[Dataset entries]
--------

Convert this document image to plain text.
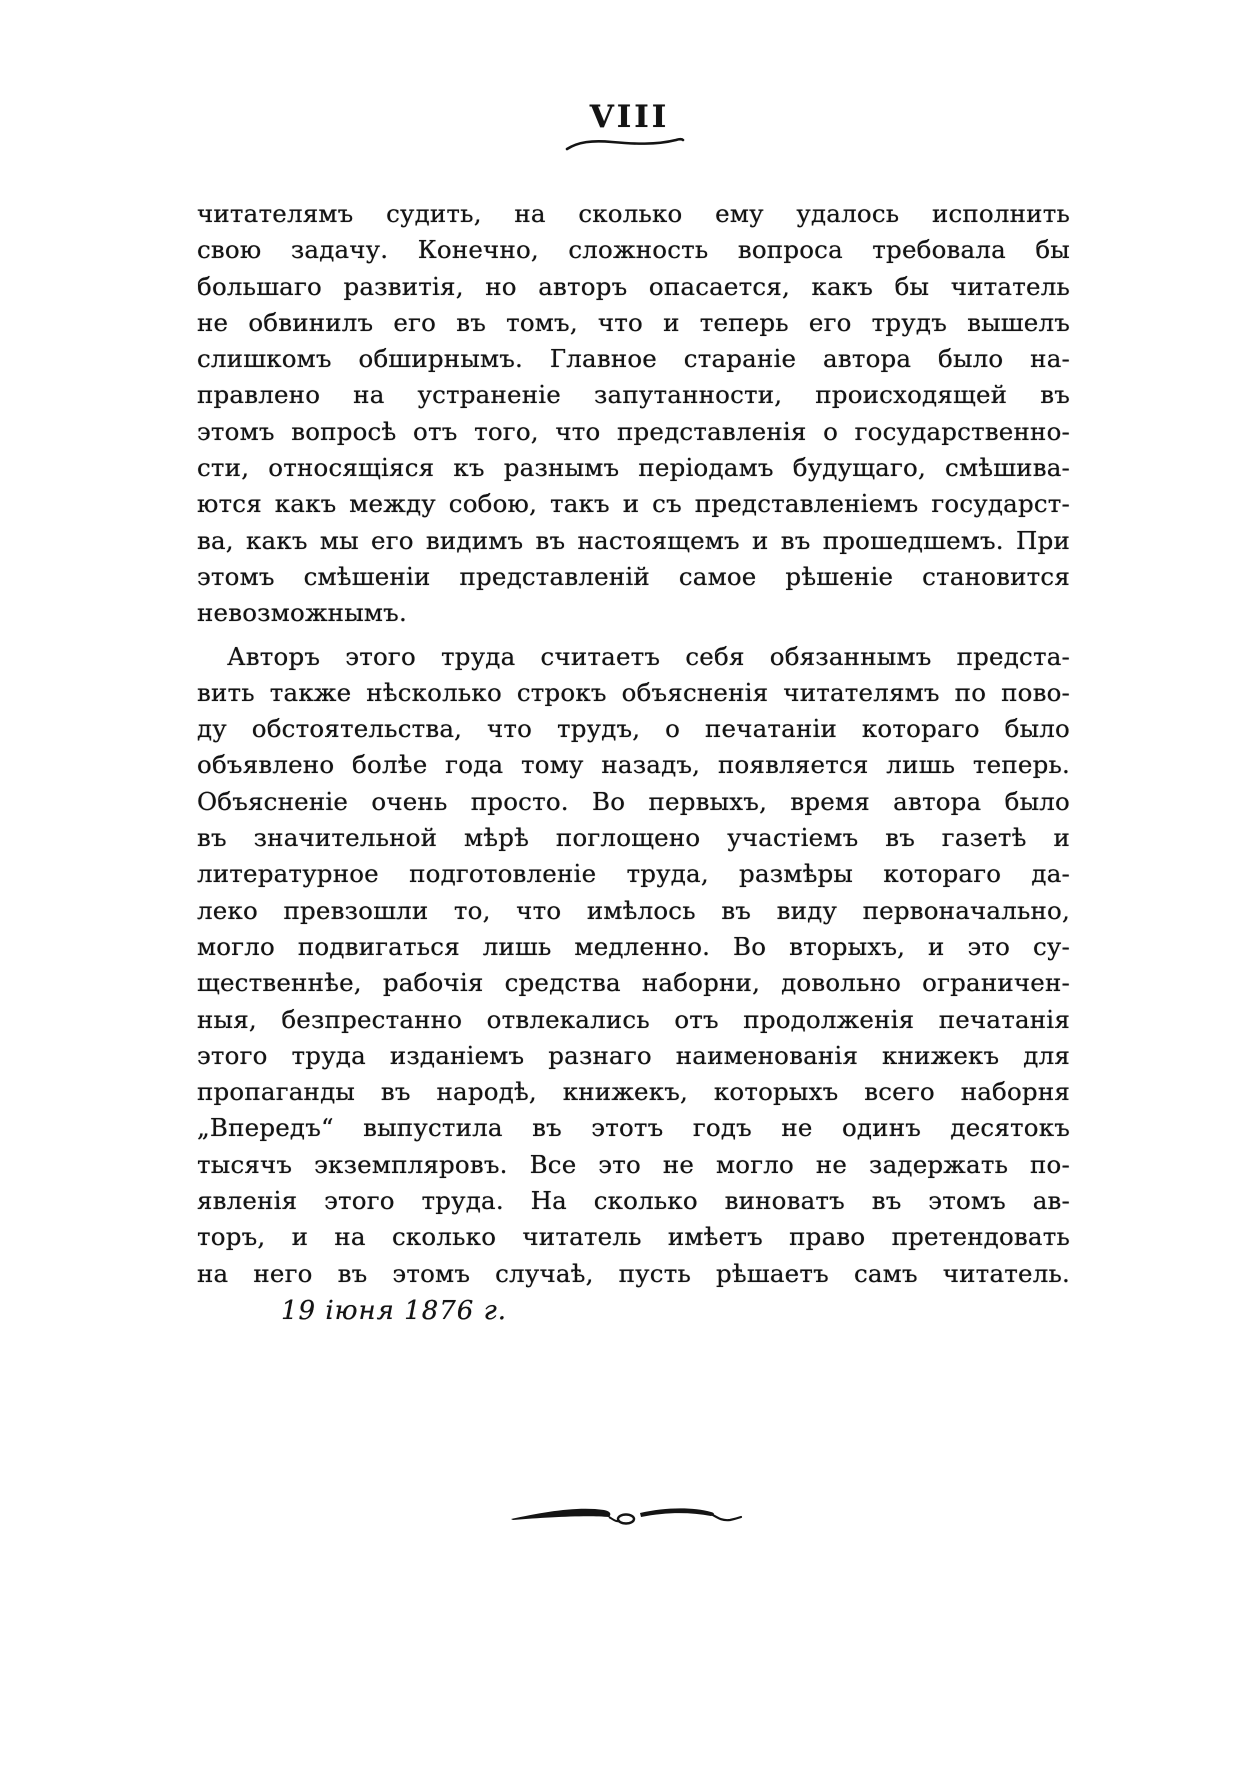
VIII
читателямъ судить, на сколько ему удалось исполнить
свою задачу. Конечно, сложность вопроса требовала бы
большаго развитія, но авторъ опасается, какъ бы читатель
не обвинилъ его въ томъ, что и теперь его трудъ вышелъ
слишкомъ обширнымъ. Главное стараніе автора было на-
правлено на устраненіе запутанности, происходящей въ
этомъ вопросѣ отъ того, что представленія о государственно-
сти, относящіяся къ разнымъ періодамъ будущаго, смѣшива-
ются какъ между собою, такъ и съ представленіемъ государст-
ва, какъ мы его видимъ въ настоящемъ и въ прошедшемъ. При
этомъ смѣшеніи представленій самое рѣшеніе становится
невозможнымъ.
Авторъ этого труда считаетъ себя обязаннымъ предста-
вить также нѣсколько строкъ объясненія читателямъ по пово-
ду обстоятельства, что трудъ, о печатаніи котораго было
объявлено болѣе года тому назадъ, появляется лишь теперь.
Объясненіе очень просто. Во первыхъ, время автора было
въ значительной мѣрѣ поглощено участіемъ въ газетѣ и
литературное подготовленіе труда, размѣры котораго да-
леко превзошли то, что имѣлось въ виду первоначально,
могло подвигаться лишь медленно. Во вторыхъ, и это су-
щественнѣе, рабочія средства наборни, довольно ограничен-
ныя, безпрестанно отвлекались отъ продолженія печатанія
этого труда изданіемъ разнаго наименованія книжекъ для
пропаганды въ народѣ, книжекъ, которыхъ всего наборня
„Впередъ“ выпустила въ этотъ годъ не одинъ десятокъ
тысячъ экземпляровъ. Все это не могло не задержать по-
явленія этого труда. На сколько виноватъ въ этомъ ав-
торъ, и на сколько читатель имѣетъ право претендовать
на него въ этомъ случаѣ, пусть рѣшаетъ самъ читатель.
19 іюня 1876 г.
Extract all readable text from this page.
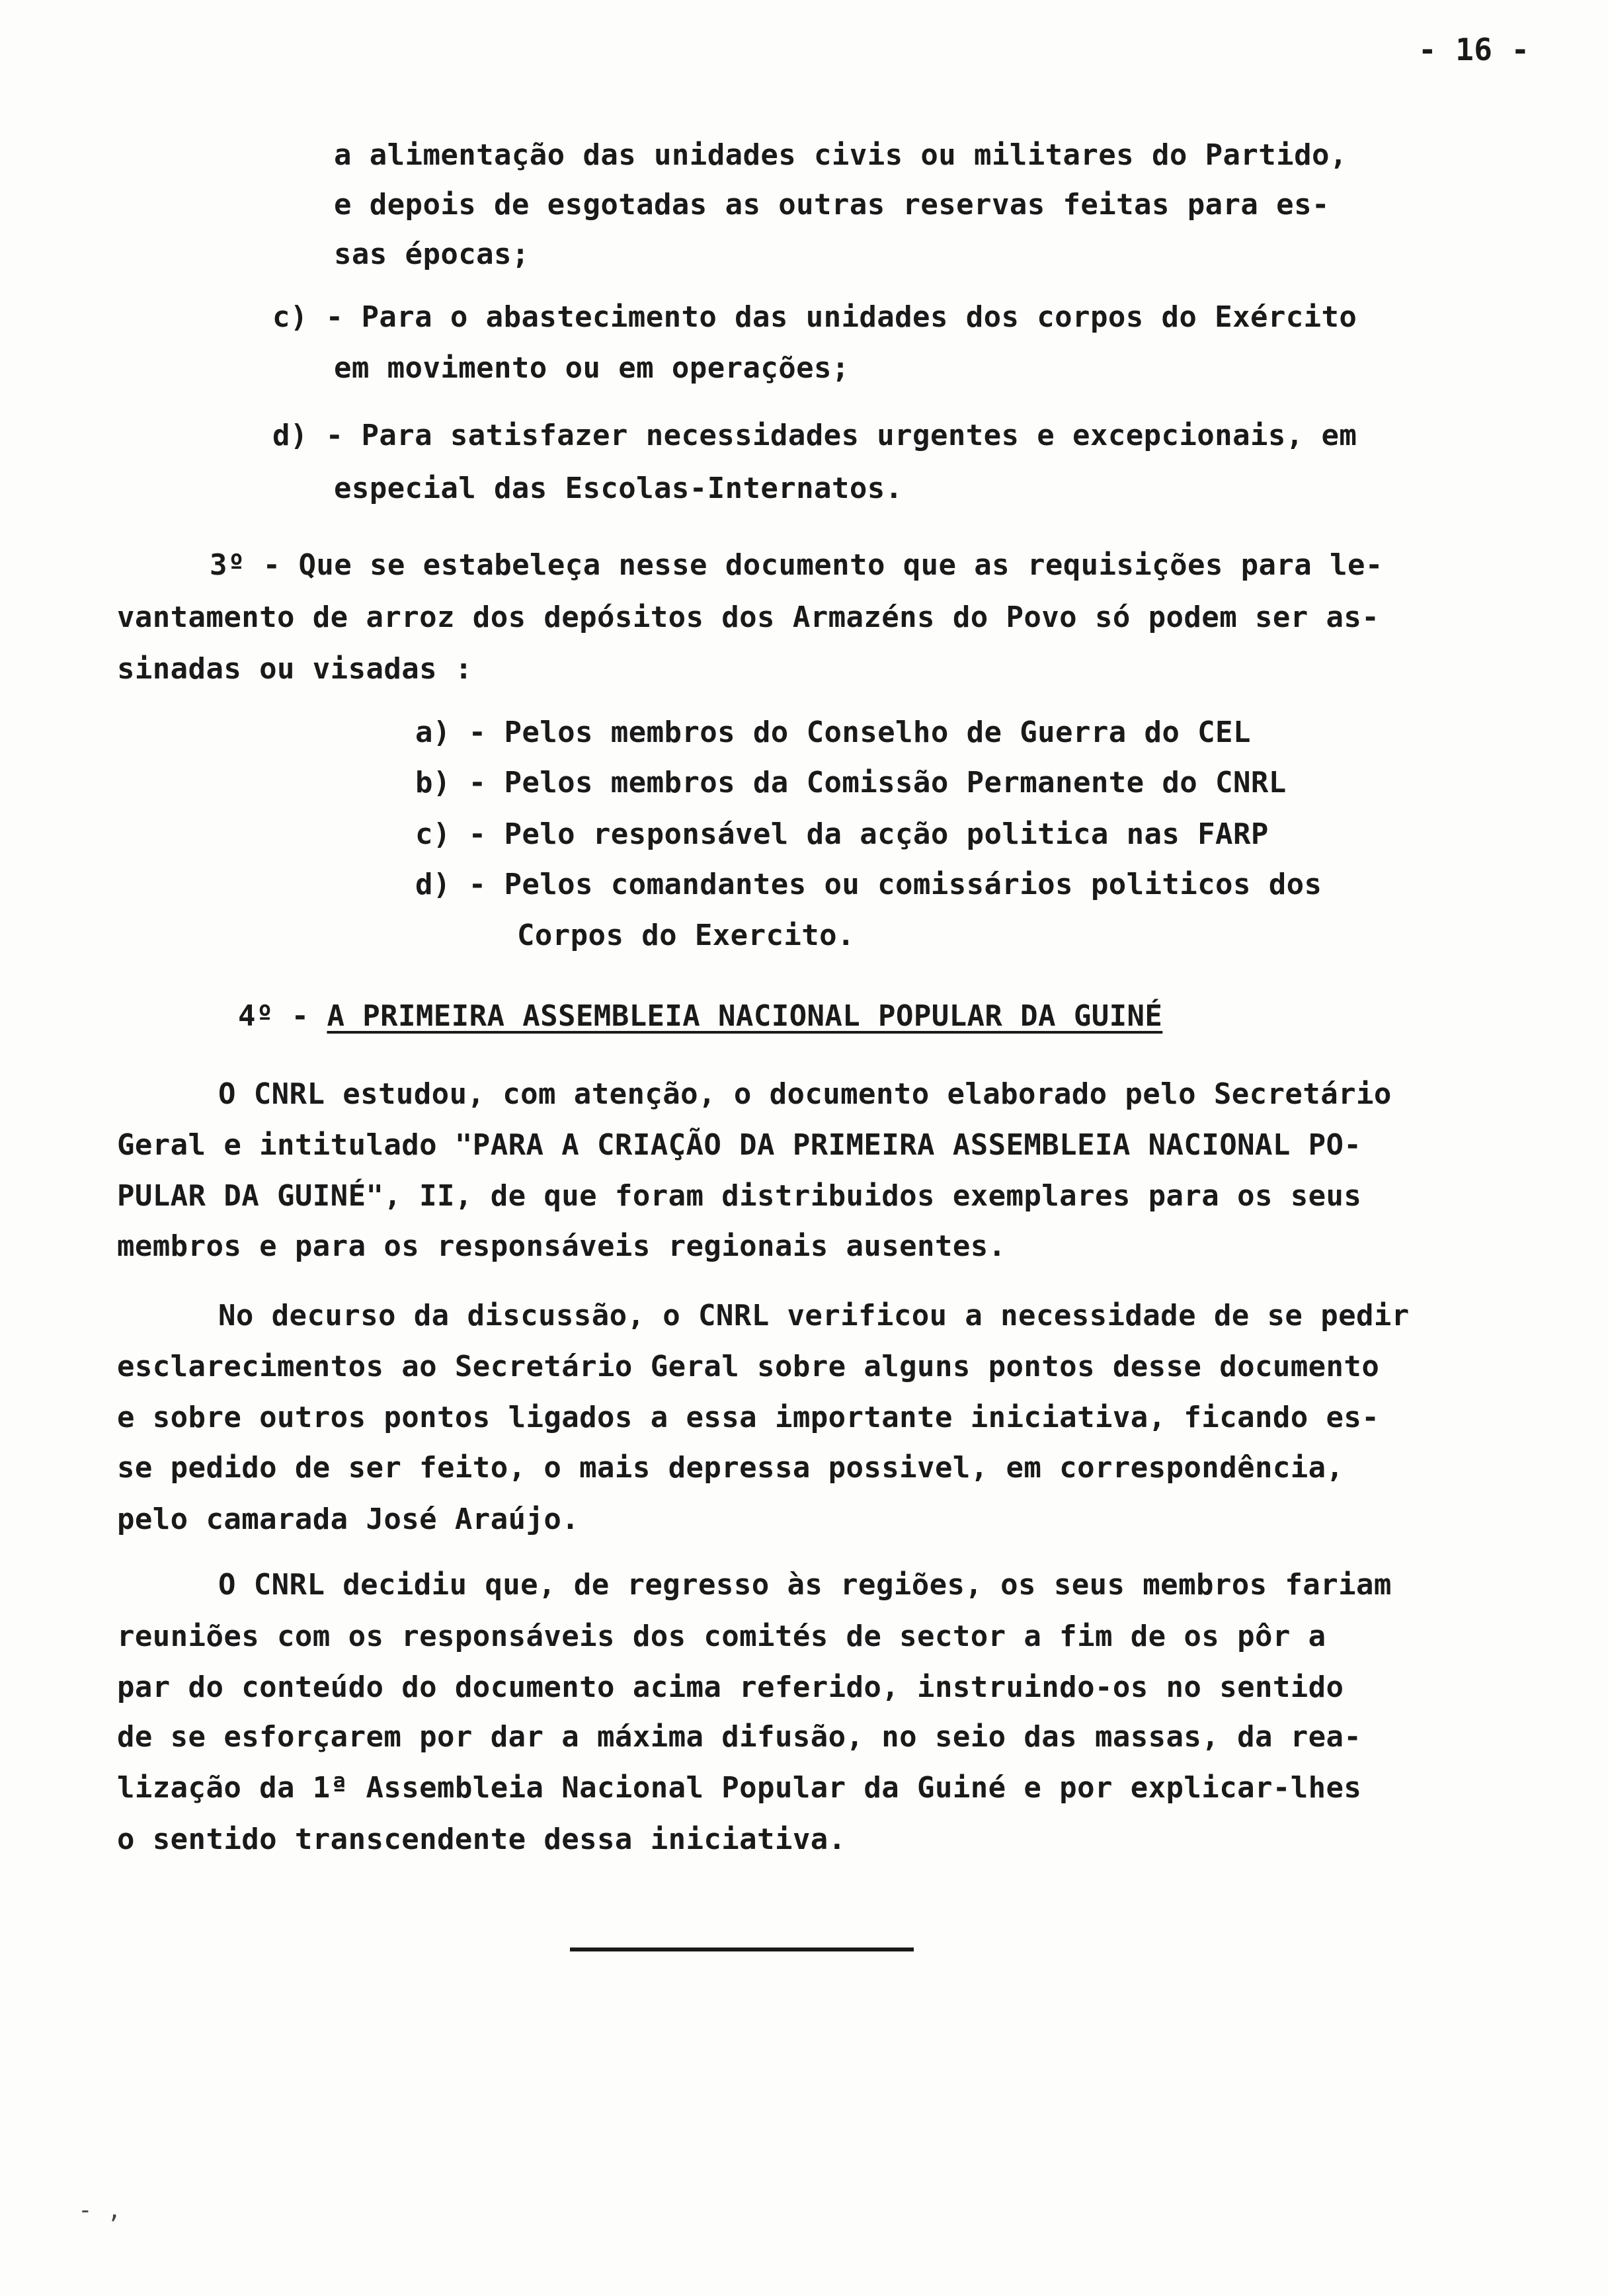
- 16 -
a alimentação das unidades civis ou militares do Partido,
e depois de esgotadas as outras reservas feitas para es-
sas épocas;
c) - Para o abastecimento das unidades dos corpos do Exército
em movimento ou em operações;
d) - Para satisfazer necessidades urgentes e excepcionais, em
especial das Escolas-Internatos.
3º - Que se estabeleça nesse documento que as requisições para le-
vantamento de arroz dos depósitos dos Armazéns do Povo só podem ser as-
sinadas ou visadas :
a) - Pelos membros do Conselho de Guerra do CEL
b) - Pelos membros da Comissão Permanente do CNRL
c) - Pelo responsável da acção politica nas FARP
d) - Pelos comandantes ou comissários politicos dos
Corpos do Exercito.
4º - A PRIMEIRA ASSEMBLEIA NACIONAL POPULAR DA GUINÉ
O CNRL estudou, com atenção, o documento elaborado pelo Secretário
Geral e intitulado "PARA A CRIAÇÃO DA PRIMEIRA ASSEMBLEIA NACIONAL PO-
PULAR DA GUINÉ", II, de que foram distribuidos exemplares para os seus
membros e para os responsáveis regionais ausentes.
No decurso da discussão, o CNRL verificou a necessidade de se pedir
esclarecimentos ao Secretário Geral sobre alguns pontos desse documento
e sobre outros pontos ligados a essa importante iniciativa, ficando es-
se pedido de ser feito, o mais depressa possivel, em correspondência,
pelo camarada José Araújo.
O CNRL decidiu que, de regresso às regiões, os seus membros fariam
reuniões com os responsáveis dos comités de sector a fim de os pôr a
par do conteúdo do documento acima referido, instruindo-os no sentido
de se esforçarem por dar a máxima difusão, no seio das massas, da rea-
lização da 1ª Assembleia Nacional Popular da Guiné e por explicar-lhes
o sentido transcendente dessa iniciativa.
- ,
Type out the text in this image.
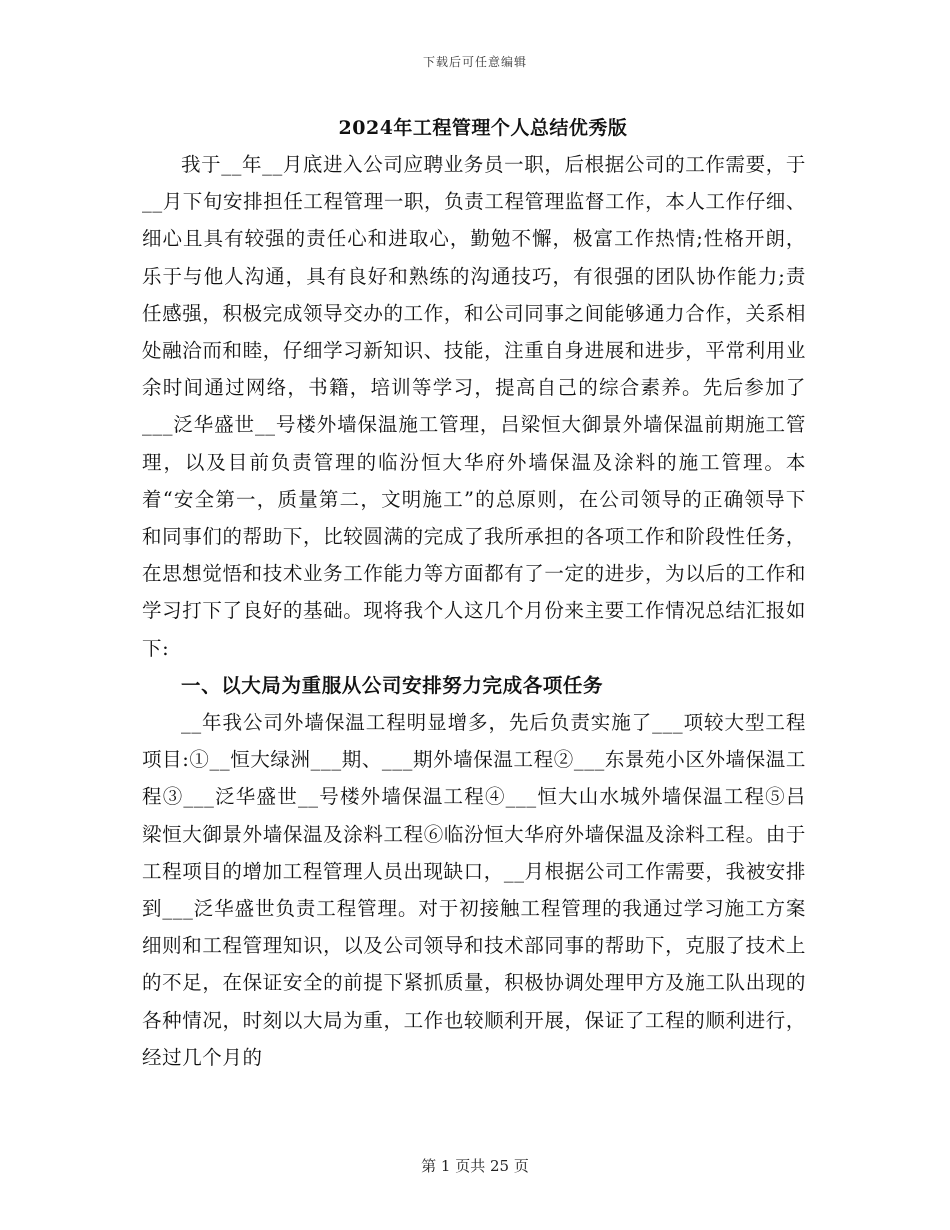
下载后可任意编辑
2024年工程管理个人总结优秀版

我于__年__月底进入公司应聘业务员一职，后根据公司的工作需要，于__月下旬安排担任工程管理一职，负责工程管理监督工作，本人工作仔细、细心且具有较强的责任心和进取心，勤勉不懈，极富工作热情;性格开朗，乐于与他人沟通，具有良好和熟练的沟通技巧，有很强的团队协作能力;责任感强，积极完成领导交办的工作，和公司同事之间能够通力合作，关系相处融洽而和睦，仔细学习新知识、技能，注重自身进展和进步，平常利用业余时间通过网络，书籍，培训等学习，提高自己的综合素养。先后参加了___泛华盛世__号楼外墙保温施工管理，吕梁恒大御景外墙保温前期施工管理，以及目前负责管理的临汾恒大华府外墙保温及涂料的施工管理。本着“安全第一，质量第二，文明施工”的总原则，在公司领导的正确领导下和同事们的帮助下，比较圆满的完成了我所承担的各项工作和阶段性任务，在思想觉悟和技术业务工作能力等方面都有了一定的进步，为以后的工作和学习打下了良好的基础。现将我个人这几个月份来主要工作情况总结汇报如下:

一、以大局为重服从公司安排努力完成各项任务

__年我公司外墙保温工程明显增多，先后负责实施了___项较大型工程项目:①__恒大绿洲___期、___期外墙保温工程②___东景苑小区外墙保温工程③___泛华盛世__号楼外墙保温工程④___恒大山水城外墙保温工程⑤吕梁恒大御景外墙保温及涂料工程⑥临汾恒大华府外墙保温及涂料工程。由于工程项目的增加工程管理人员出现缺口，__月根据公司工作需要，我被安排到___泛华盛世负责工程管理。对于初接触工程管理的我通过学习施工方案细则和工程管理知识，以及公司领导和技术部同事的帮助下，克服了技术上的不足，在保证安全的前提下紧抓质量，积极协调处理甲方及施工队出现的各种情况，时刻以大局为重，工作也较顺利开展，保证了工程的顺利进行，经过几个月的

第 1 页共 25 页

--------

◆ What you have to do
Where a line in the entries holds the word "теперь", copy that line.

◆ Final result
не обвинилъ его въ томъ, что и теперь его трудъ вышелъ
объявлено болѣе года тому назадъ, появляется лишь теперь.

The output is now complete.